Set exercise:
Leave out the pictures and reproduce all of the data exactly.

Data tied to figure images:
-- BEGIN --
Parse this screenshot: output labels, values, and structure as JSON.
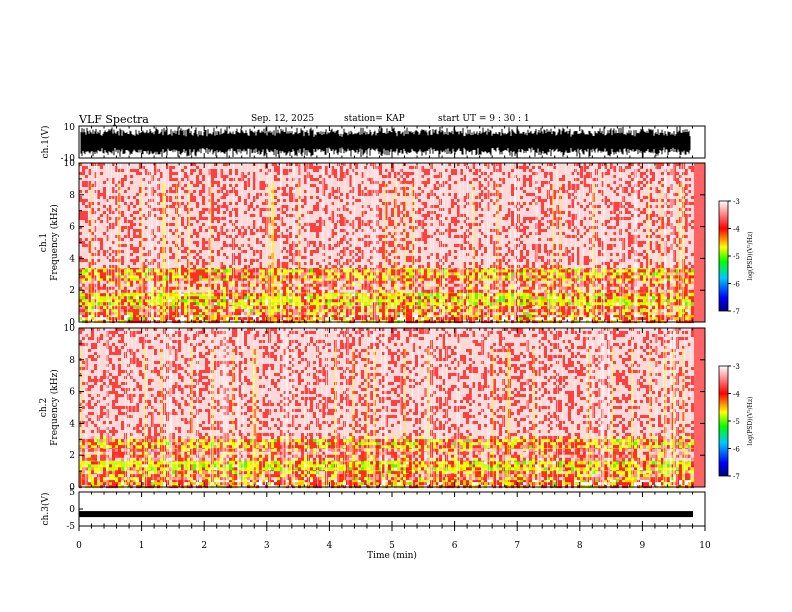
{
  "header": {
    "title": "VLF Spectra",
    "date": "Sep. 12, 2025",
    "station": "station= KAP",
    "start": "start  UT =   9 : 30 : 1"
  },
  "chart_data": [
    {
      "type": "line",
      "name": "ch1-waveform",
      "ylabel": "ch.1(V)",
      "ylim": [
        -10,
        10
      ],
      "tick_labels": [
        "10",
        "-10"
      ],
      "xlim": [
        0,
        10
      ],
      "description_values": {
        "amplitude_range": [
          -10,
          10
        ]
      }
    },
    {
      "type": "heatmap",
      "name": "ch1-spectrogram",
      "ylabel": "ch.1\nFrequency (kHz)",
      "ylabel_lines": [
        "ch.1",
        "Frequency (kHz)"
      ],
      "ylim": [
        0,
        10
      ],
      "y_ticks": [
        0,
        2,
        4,
        6,
        8,
        10
      ],
      "xlim": [
        0,
        10
      ],
      "bands": [
        {
          "f_low": 0,
          "f_high": 0.5,
          "level": 0.85
        },
        {
          "f_low": 0.5,
          "f_high": 1.0,
          "level": 0.65
        },
        {
          "f_low": 1.0,
          "f_high": 2.0,
          "level": 0.75
        },
        {
          "f_low": 2.0,
          "f_high": 2.6,
          "level": 0.6
        },
        {
          "f_low": 2.6,
          "f_high": 3.5,
          "level": 0.68
        },
        {
          "f_low": 3.5,
          "f_high": 10,
          "level": 0.35
        }
      ]
    },
    {
      "type": "heatmap",
      "name": "ch2-spectrogram",
      "ylabel": "ch.2\nFrequency (kHz)",
      "ylabel_lines": [
        "ch.2",
        "Frequency (kHz)"
      ],
      "ylim": [
        0,
        10
      ],
      "y_ticks": [
        0,
        2,
        4,
        6,
        8,
        10
      ],
      "xlim": [
        0,
        10
      ],
      "bands": [
        {
          "f_low": 0,
          "f_high": 0.5,
          "level": 0.85
        },
        {
          "f_low": 0.5,
          "f_high": 1.0,
          "level": 0.65
        },
        {
          "f_low": 1.0,
          "f_high": 1.8,
          "level": 0.75
        },
        {
          "f_low": 1.8,
          "f_high": 2.4,
          "level": 0.6
        },
        {
          "f_low": 2.4,
          "f_high": 3.2,
          "level": 0.68
        },
        {
          "f_low": 3.2,
          "f_high": 10,
          "level": 0.35
        }
      ]
    },
    {
      "type": "line",
      "name": "ch3-waveform",
      "ylabel": "ch.3(V)",
      "ylim": [
        -5,
        5
      ],
      "y_ticks": [
        5,
        0,
        -5
      ],
      "tick_labels": [
        "5",
        "0",
        "-5"
      ],
      "xlim": [
        0,
        10
      ],
      "xlabel": "Time (min)",
      "x_ticks": [
        0,
        1,
        2,
        3,
        4,
        5,
        6,
        7,
        8,
        9,
        10
      ],
      "level": -1.5
    }
  ],
  "colorbar": {
    "label": "log(PSD)(V²/Hz)",
    "range": [
      -7,
      -3
    ],
    "ticks": [
      "-3",
      "-4",
      "-5",
      "-6",
      "-7"
    ],
    "tick_values": [
      -3,
      -4,
      -5,
      -6,
      -7
    ],
    "colors": [
      "#000080",
      "#0000ff",
      "#00c8ff",
      "#00ff00",
      "#c8ff00",
      "#ffff00",
      "#ff0000",
      "#ffffff"
    ]
  }
}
-- END --
Solution for this exercise:
Parse this screenshot: output labels, values, and structure as JSON.
{
  "header": {
    "title": "VLF Spectra",
    "date": "Sep. 12, 2025",
    "station": "station= KAP",
    "start": "start  UT =   9 : 30 : 1"
  },
  "chart_data": [
    {
      "type": "line",
      "name": "ch1-waveform",
      "ylabel": "ch.1(V)",
      "ylim": [
        -10,
        10
      ],
      "tick_labels": [
        "10",
        "-10"
      ],
      "xlim": [
        0,
        10
      ],
      "description_values": {
        "amplitude_range": [
          -10,
          10
        ]
      }
    },
    {
      "type": "heatmap",
      "name": "ch1-spectrogram",
      "ylabel": "ch.1\nFrequency (kHz)",
      "ylabel_lines": [
        "ch.1",
        "Frequency (kHz)"
      ],
      "ylim": [
        0,
        10
      ],
      "y_ticks": [
        0,
        2,
        4,
        6,
        8,
        10
      ],
      "xlim": [
        0,
        10
      ],
      "bands": [
        {
          "f_low": 0,
          "f_high": 0.5,
          "level": 0.85
        },
        {
          "f_low": 0.5,
          "f_high": 1.0,
          "level": 0.65
        },
        {
          "f_low": 1.0,
          "f_high": 2.0,
          "level": 0.75
        },
        {
          "f_low": 2.0,
          "f_high": 2.6,
          "level": 0.6
        },
        {
          "f_low": 2.6,
          "f_high": 3.5,
          "level": 0.68
        },
        {
          "f_low": 3.5,
          "f_high": 10,
          "level": 0.35
        }
      ]
    },
    {
      "type": "heatmap",
      "name": "ch2-spectrogram",
      "ylabel": "ch.2\nFrequency (kHz)",
      "ylabel_lines": [
        "ch.2",
        "Frequency (kHz)"
      ],
      "ylim": [
        0,
        10
      ],
      "y_ticks": [
        0,
        2,
        4,
        6,
        8,
        10
      ],
      "xlim": [
        0,
        10
      ],
      "bands": [
        {
          "f_low": 0,
          "f_high": 0.5,
          "level": 0.85
        },
        {
          "f_low": 0.5,
          "f_high": 1.0,
          "level": 0.65
        },
        {
          "f_low": 1.0,
          "f_high": 1.8,
          "level": 0.75
        },
        {
          "f_low": 1.8,
          "f_high": 2.4,
          "level": 0.6
        },
        {
          "f_low": 2.4,
          "f_high": 3.2,
          "level": 0.68
        },
        {
          "f_low": 3.2,
          "f_high": 10,
          "level": 0.35
        }
      ]
    },
    {
      "type": "line",
      "name": "ch3-waveform",
      "ylabel": "ch.3(V)",
      "ylim": [
        -5,
        5
      ],
      "y_ticks": [
        5,
        0,
        -5
      ],
      "tick_labels": [
        "5",
        "0",
        "-5"
      ],
      "xlim": [
        0,
        10
      ],
      "xlabel": "Time (min)",
      "x_ticks": [
        0,
        1,
        2,
        3,
        4,
        5,
        6,
        7,
        8,
        9,
        10
      ],
      "level": -1.5
    }
  ],
  "colorbar": {
    "label": "log(PSD)(V²/Hz)",
    "range": [
      -7,
      -3
    ],
    "ticks": [
      "-3",
      "-4",
      "-5",
      "-6",
      "-7"
    ],
    "tick_values": [
      -3,
      -4,
      -5,
      -6,
      -7
    ],
    "colors": [
      "#000080",
      "#0000ff",
      "#00c8ff",
      "#00ff00",
      "#c8ff00",
      "#ffff00",
      "#ff0000",
      "#ffffff"
    ]
  }
}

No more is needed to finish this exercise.